> REQUIRED TASK
Would you set down every entry shown below, precisely as written?

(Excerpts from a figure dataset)
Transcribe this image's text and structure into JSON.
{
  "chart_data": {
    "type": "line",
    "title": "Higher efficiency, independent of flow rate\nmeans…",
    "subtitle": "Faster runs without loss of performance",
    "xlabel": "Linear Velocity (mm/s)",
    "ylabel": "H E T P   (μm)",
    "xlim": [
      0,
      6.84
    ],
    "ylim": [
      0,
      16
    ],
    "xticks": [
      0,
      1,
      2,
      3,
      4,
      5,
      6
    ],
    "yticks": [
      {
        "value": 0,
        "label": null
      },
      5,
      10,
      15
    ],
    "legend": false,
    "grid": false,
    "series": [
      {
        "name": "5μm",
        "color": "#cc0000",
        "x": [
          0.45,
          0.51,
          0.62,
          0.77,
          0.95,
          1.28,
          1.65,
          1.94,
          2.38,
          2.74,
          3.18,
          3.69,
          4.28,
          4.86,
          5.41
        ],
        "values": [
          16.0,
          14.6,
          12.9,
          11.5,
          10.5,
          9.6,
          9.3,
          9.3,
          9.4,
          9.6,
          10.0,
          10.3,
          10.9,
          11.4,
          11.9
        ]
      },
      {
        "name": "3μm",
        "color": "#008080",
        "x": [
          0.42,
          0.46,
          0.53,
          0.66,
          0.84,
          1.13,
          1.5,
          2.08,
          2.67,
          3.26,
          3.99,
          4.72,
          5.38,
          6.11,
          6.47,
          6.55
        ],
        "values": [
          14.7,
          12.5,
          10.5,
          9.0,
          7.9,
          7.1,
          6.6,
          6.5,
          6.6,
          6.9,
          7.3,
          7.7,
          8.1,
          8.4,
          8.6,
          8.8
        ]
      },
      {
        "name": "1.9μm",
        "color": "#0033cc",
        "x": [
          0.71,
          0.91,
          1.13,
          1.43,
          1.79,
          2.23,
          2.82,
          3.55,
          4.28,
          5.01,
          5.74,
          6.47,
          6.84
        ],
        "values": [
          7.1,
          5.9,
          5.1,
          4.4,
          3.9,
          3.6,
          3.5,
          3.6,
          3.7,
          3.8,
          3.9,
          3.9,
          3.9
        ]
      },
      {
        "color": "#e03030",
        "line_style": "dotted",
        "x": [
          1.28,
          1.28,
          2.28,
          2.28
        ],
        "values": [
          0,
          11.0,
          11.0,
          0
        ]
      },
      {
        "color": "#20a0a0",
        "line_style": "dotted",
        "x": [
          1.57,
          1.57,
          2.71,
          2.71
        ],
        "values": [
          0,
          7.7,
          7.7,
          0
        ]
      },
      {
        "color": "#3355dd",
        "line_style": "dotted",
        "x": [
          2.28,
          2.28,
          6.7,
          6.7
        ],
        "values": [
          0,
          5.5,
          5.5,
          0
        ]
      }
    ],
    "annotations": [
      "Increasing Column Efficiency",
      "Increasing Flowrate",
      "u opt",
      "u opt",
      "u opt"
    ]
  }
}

> SOLUTION TO THIS PROBLEM
Transcribe this image's text and structure into JSON.
{
  "chart_data": {
    "type": "line",
    "title": "Higher efficiency, independent of flow rate\nmeans…",
    "subtitle": "Faster runs without loss of performance",
    "xlabel": "Linear Velocity (mm/s)",
    "ylabel": "H E T P   (μm)",
    "xlim": [
      0,
      6.84
    ],
    "ylim": [
      0,
      16
    ],
    "xticks": [
      0,
      1,
      2,
      3,
      4,
      5,
      6
    ],
    "yticks": [
      {
        "value": 0,
        "label": null
      },
      5,
      10,
      15
    ],
    "legend": false,
    "grid": false,
    "series": [
      {
        "name": "5μm",
        "color": "#cc0000",
        "x": [
          0.45,
          0.51,
          0.62,
          0.77,
          0.95,
          1.28,
          1.65,
          1.94,
          2.38,
          2.74,
          3.18,
          3.69,
          4.28,
          4.86,
          5.41
        ],
        "values": [
          16.0,
          14.6,
          12.9,
          11.5,
          10.5,
          9.6,
          9.3,
          9.3,
          9.4,
          9.6,
          10.0,
          10.3,
          10.9,
          11.4,
          11.9
        ]
      },
      {
        "name": "3μm",
        "color": "#008080",
        "x": [
          0.42,
          0.46,
          0.53,
          0.66,
          0.84,
          1.13,
          1.5,
          2.08,
          2.67,
          3.26,
          3.99,
          4.72,
          5.38,
          6.11,
          6.47,
          6.55
        ],
        "values": [
          14.7,
          12.5,
          10.5,
          9.0,
          7.9,
          7.1,
          6.6,
          6.5,
          6.6,
          6.9,
          7.3,
          7.7,
          8.1,
          8.4,
          8.6,
          8.8
        ]
      },
      {
        "name": "1.9μm",
        "color": "#0033cc",
        "x": [
          0.71,
          0.91,
          1.13,
          1.43,
          1.79,
          2.23,
          2.82,
          3.55,
          4.28,
          5.01,
          5.74,
          6.47,
          6.84
        ],
        "values": [
          7.1,
          5.9,
          5.1,
          4.4,
          3.9,
          3.6,
          3.5,
          3.6,
          3.7,
          3.8,
          3.9,
          3.9,
          3.9
        ]
      },
      {
        "color": "#e03030",
        "line_style": "dotted",
        "x": [
          1.28,
          1.28,
          2.28,
          2.28
        ],
        "values": [
          0,
          11.0,
          11.0,
          0
        ]
      },
      {
        "color": "#20a0a0",
        "line_style": "dotted",
        "x": [
          1.57,
          1.57,
          2.71,
          2.71
        ],
        "values": [
          0,
          7.7,
          7.7,
          0
        ]
      },
      {
        "color": "#3355dd",
        "line_style": "dotted",
        "x": [
          2.28,
          2.28,
          6.7,
          6.7
        ],
        "values": [
          0,
          5.5,
          5.5,
          0
        ]
      }
    ],
    "annotations": [
      "Increasing Column Efficiency",
      "Increasing Flowrate",
      "u opt",
      "u opt",
      "u opt"
    ]
  }
}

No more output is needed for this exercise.